_TASK BRIEF_: Check each line of the records for "title"; collect those that have it.

Entries from a visual dataset:
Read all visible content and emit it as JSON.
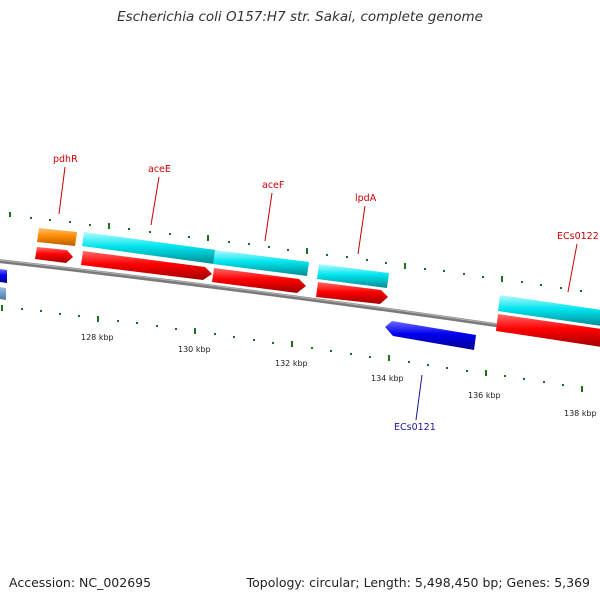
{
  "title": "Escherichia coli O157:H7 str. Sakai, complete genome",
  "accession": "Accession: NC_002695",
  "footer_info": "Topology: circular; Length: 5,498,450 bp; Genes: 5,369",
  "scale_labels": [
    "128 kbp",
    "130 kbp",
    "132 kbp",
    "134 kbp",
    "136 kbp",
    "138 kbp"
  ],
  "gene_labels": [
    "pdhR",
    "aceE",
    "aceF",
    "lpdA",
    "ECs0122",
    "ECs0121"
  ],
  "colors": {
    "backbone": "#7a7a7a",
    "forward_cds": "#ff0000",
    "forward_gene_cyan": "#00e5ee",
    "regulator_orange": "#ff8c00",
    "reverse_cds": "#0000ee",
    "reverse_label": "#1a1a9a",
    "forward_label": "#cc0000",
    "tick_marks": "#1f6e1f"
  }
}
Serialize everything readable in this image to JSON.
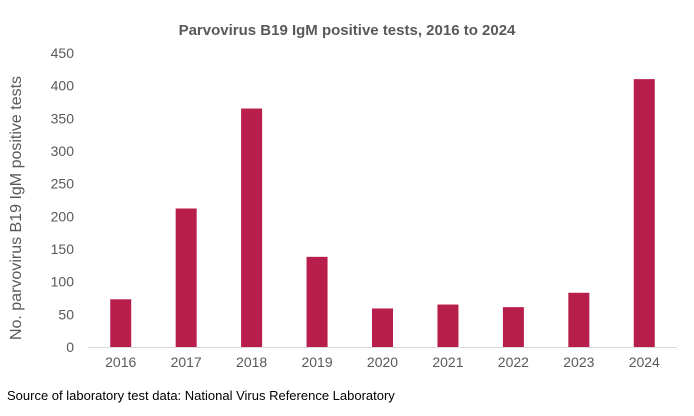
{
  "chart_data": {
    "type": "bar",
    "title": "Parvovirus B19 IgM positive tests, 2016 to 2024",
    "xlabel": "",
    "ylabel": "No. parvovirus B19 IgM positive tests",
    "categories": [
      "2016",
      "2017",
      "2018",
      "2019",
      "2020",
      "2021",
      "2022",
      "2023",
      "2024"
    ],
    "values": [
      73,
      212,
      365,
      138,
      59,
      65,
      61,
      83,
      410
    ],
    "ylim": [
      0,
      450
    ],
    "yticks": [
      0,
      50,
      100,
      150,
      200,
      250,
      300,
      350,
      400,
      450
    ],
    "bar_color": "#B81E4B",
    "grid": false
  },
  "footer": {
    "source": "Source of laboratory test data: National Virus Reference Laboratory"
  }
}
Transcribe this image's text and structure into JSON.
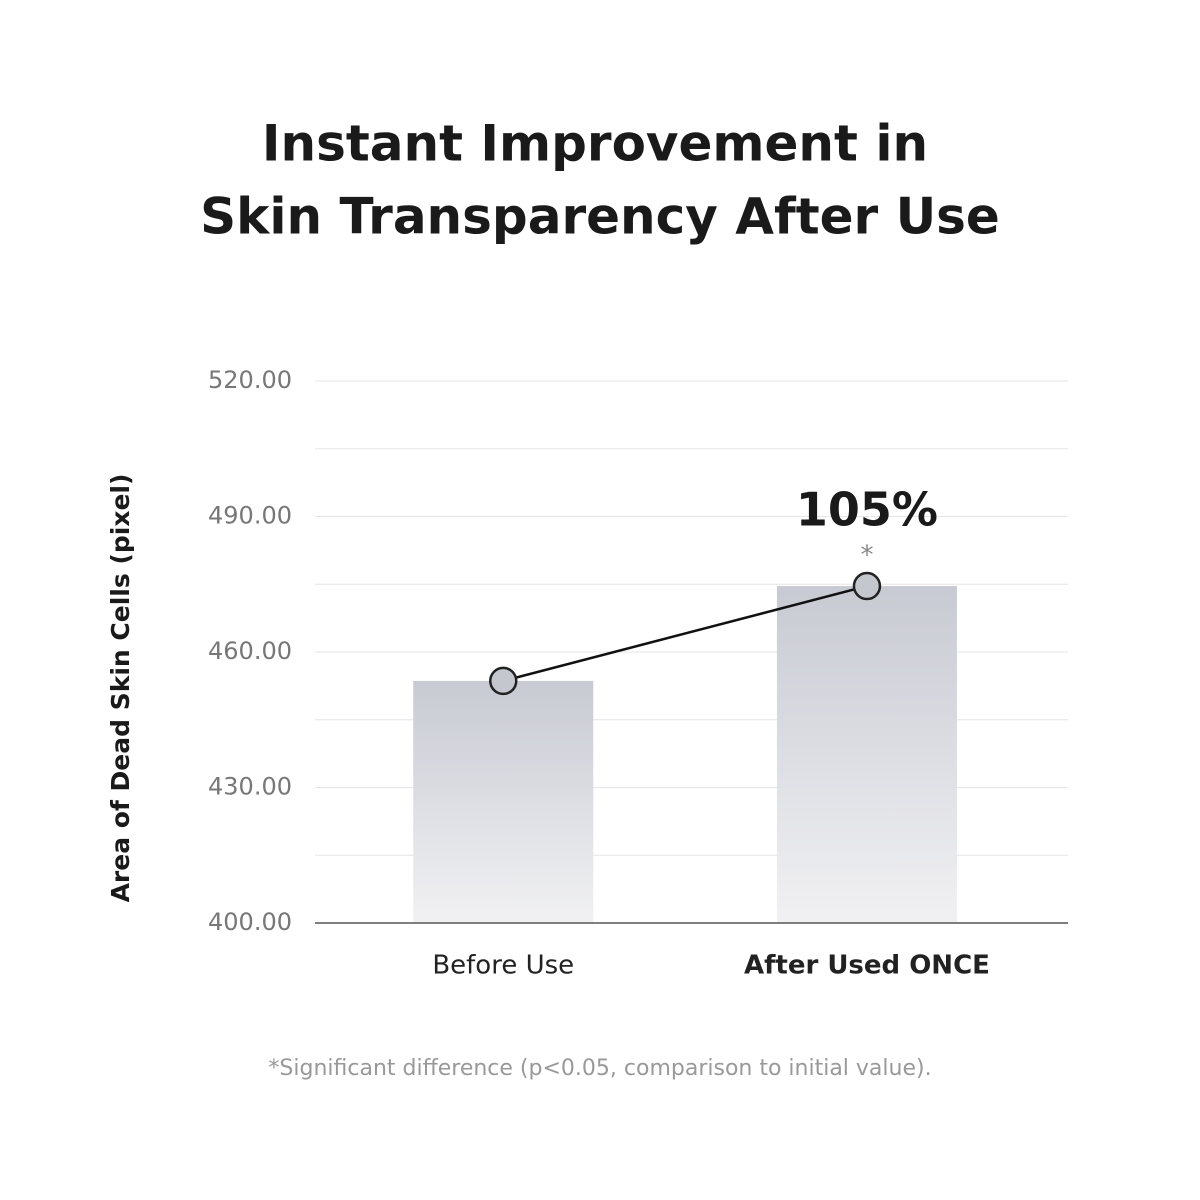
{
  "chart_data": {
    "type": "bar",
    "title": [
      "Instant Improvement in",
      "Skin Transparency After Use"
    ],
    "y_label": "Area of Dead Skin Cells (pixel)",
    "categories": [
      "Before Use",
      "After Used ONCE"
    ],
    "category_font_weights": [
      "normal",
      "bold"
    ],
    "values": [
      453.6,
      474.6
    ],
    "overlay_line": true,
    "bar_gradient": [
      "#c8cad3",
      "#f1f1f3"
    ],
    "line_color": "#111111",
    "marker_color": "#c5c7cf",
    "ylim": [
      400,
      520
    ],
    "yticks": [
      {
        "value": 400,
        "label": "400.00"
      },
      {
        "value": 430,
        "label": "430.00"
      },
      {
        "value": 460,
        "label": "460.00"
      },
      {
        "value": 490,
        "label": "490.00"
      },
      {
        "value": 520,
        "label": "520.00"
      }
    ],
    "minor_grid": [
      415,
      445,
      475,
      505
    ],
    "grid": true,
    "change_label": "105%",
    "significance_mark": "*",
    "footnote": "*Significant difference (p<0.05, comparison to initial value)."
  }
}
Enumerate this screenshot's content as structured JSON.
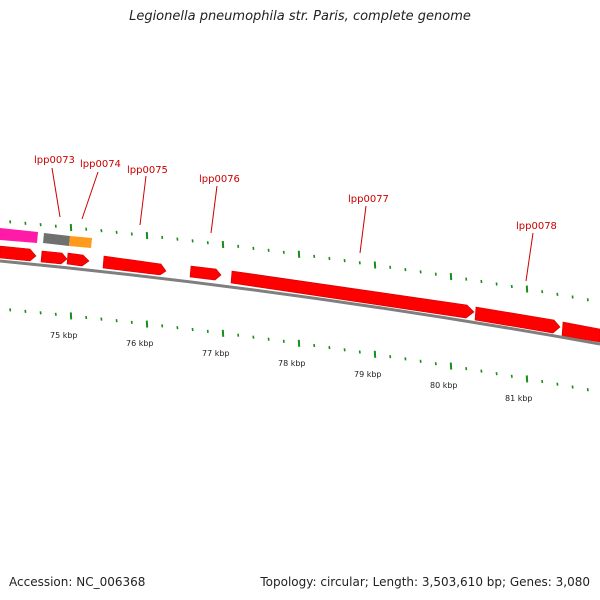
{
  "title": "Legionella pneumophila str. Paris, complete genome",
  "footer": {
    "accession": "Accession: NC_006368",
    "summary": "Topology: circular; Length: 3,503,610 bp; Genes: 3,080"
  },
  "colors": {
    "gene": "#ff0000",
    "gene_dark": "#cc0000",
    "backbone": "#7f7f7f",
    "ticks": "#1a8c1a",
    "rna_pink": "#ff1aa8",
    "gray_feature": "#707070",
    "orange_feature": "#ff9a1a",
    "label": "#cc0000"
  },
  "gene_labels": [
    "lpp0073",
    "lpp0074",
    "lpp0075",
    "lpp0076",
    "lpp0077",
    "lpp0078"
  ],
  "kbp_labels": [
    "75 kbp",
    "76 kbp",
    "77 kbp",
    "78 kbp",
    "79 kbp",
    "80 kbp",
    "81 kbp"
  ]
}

_ANSWER FOR THIS EXERCISE_:
  "title": "Escherichia coli O157:H7 str. Sakai, complete genome",
    "title": "Parvovirus B19 IgM positive tests, 2016 to 2024",
    "title": [
  "title": "Legionella pneumophila str. Paris, complete genome",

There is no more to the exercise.